* What is asked *
Copy the lines that follow, keeping every character the same.

[Dataset items]

+ + +

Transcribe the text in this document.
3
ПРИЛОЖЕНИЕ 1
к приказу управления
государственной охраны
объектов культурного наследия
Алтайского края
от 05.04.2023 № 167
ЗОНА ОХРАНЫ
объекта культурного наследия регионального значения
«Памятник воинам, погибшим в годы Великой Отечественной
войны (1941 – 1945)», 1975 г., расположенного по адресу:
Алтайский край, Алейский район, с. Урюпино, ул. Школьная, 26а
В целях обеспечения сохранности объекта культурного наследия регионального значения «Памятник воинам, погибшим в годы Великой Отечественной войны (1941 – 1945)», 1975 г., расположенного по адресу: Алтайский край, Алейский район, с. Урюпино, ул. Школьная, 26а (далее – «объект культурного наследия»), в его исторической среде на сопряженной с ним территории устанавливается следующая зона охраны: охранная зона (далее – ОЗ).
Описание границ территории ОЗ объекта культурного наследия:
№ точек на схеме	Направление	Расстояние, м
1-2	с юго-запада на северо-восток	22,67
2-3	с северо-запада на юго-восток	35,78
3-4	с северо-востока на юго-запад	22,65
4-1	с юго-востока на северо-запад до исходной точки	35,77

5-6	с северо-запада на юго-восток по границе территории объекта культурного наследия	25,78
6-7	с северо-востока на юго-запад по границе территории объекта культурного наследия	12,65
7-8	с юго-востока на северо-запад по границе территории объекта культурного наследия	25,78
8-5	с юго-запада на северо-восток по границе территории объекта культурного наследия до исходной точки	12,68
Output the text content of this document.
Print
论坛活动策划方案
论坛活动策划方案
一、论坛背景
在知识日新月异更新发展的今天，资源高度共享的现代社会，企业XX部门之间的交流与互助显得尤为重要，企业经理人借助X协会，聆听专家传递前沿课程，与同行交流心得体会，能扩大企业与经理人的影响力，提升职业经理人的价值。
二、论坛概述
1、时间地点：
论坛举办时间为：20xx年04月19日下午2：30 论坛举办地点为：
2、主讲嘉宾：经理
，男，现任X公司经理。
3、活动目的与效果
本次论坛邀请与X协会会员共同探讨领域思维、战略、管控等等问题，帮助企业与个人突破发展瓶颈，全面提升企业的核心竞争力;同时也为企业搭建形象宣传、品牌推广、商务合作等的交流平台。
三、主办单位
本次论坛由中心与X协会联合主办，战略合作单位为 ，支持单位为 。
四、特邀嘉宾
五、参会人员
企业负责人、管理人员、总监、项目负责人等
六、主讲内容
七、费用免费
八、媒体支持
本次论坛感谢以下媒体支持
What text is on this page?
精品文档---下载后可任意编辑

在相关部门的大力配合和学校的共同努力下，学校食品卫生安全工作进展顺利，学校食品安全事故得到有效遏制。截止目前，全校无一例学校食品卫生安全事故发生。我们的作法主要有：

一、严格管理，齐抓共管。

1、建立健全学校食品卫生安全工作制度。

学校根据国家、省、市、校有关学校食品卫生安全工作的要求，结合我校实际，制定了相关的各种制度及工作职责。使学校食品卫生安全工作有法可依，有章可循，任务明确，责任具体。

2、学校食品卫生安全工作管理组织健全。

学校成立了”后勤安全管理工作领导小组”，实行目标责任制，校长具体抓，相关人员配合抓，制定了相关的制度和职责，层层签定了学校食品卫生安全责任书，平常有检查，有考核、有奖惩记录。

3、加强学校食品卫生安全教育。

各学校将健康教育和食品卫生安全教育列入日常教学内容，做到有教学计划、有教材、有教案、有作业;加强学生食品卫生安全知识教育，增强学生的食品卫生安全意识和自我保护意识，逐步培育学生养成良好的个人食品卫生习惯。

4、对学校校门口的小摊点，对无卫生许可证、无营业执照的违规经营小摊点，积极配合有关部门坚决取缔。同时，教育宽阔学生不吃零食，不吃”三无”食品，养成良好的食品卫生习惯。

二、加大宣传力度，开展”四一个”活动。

+ + +

* Final answer *
Transcribe the text in this document.
3
ПРИЛОЖЕНИЕ 1
к приказу управления
государственной охраны
объектов культурного наследия
Алтайского края
от 05.04.2023 № 167
ЗОНА ОХРАНЫ
объекта культурного наследия регионального значения
«Памятник воинам, погибшим в годы Великой Отечественной
войны (1941 – 1945)», 1975 г., расположенного по адресу:
Алтайский край, Алейский район, с. Урюпино, ул. Школьная, 26а
В целях обеспечения сохранности объекта культурного наследия регионального значения «Памятник воинам, погибшим в годы Великой Отечественной войны (1941 – 1945)», 1975 г., расположенного по адресу: Алтайский край, Алейский район, с. Урюпино, ул. Школьная, 26а (далее – «объект культурного наследия»), в его исторической среде на сопряженной с ним территории устанавливается следующая зона охраны: охранная зона (далее – ОЗ).
Описание границ территории ОЗ объекта культурного наследия:
№ точек на схеме	Направление	Расстояние, м
1-2	с юго-запада на северо-восток	22,67
2-3	с северо-запада на юго-восток	35,78
3-4	с северо-востока на юго-запад	22,65
4-1	с юго-востока на северо-запад до исходной точки	35,77

5-6	с северо-запада на юго-восток по границе территории объекта культурного наследия	25,78
6-7	с северо-востока на юго-запад по границе территории объекта культурного наследия	12,65
7-8	с юго-востока на северо-запад по границе территории объекта культурного наследия	25,78
8-5	с юго-запада на северо-восток по границе территории объекта культурного наследия до исходной точки	12,68
Output the text content of this document.
Print
论坛活动策划方案
论坛活动策划方案
一、论坛背景
在知识日新月异更新发展的今天，资源高度共享的现代社会，企业XX部门之间的交流与互助显得尤为重要，企业经理人借助X协会，聆听专家传递前沿课程，与同行交流心得体会，能扩大企业与经理人的影响力，提升职业经理人的价值。
二、论坛概述
1、时间地点：
论坛举办时间为：20xx年04月19日下午2：30 论坛举办地点为：
2、主讲嘉宾：经理
，男，现任X公司经理。
3、活动目的与效果
本次论坛邀请与X协会会员共同探讨领域思维、战略、管控等等问题，帮助企业与个人突破发展瓶颈，全面提升企业的核心竞争力;同时也为企业搭建形象宣传、品牌推广、商务合作等的交流平台。
三、主办单位
本次论坛由中心与X协会联合主办，战略合作单位为 ，支持单位为 。
四、特邀嘉宾
五、参会人员
企业负责人、管理人员、总监、项目负责人等
六、主讲内容
七、费用免费
八、媒体支持
本次论坛感谢以下媒体支持
What text is on this page?
精品文档---下载后可任意编辑

在相关部门的大力配合和学校的共同努力下，学校食品卫生安全工作进展顺利，学校食品安全事故得到有效遏制。截止目前，全校无一例学校食品卫生安全事故发生。我们的作法主要有：

一、严格管理，齐抓共管。

1、建立健全学校食品卫生安全工作制度。

学校根据国家、省、市、校有关学校食品卫生安全工作的要求，结合我校实际，制定了相关的各种制度及工作职责。使学校食品卫生安全工作有法可依，有章可循，任务明确，责任具体。

2、学校食品卫生安全工作管理组织健全。

学校成立了”后勤安全管理工作领导小组”，实行目标责任制，校长具体抓，相关人员配合抓，制定了相关的制度和职责，层层签定了学校食品卫生安全责任书，平常有检查，有考核、有奖惩记录。

3、加强学校食品卫生安全教育。

各学校将健康教育和食品卫生安全教育列入日常教学内容，做到有教学计划、有教材、有教案、有作业;加强学生食品卫生安全知识教育，增强学生的食品卫生安全意识和自我保护意识，逐步培育学生养成良好的个人食品卫生习惯。

4、对学校校门口的小摊点，对无卫生许可证、无营业执照的违规经营小摊点，积极配合有关部门坚决取缔。同时，教育宽阔学生不吃零食，不吃”三无”食品，养成良好的食品卫生习惯。

二、加大宣传力度，开展”四一个”活动。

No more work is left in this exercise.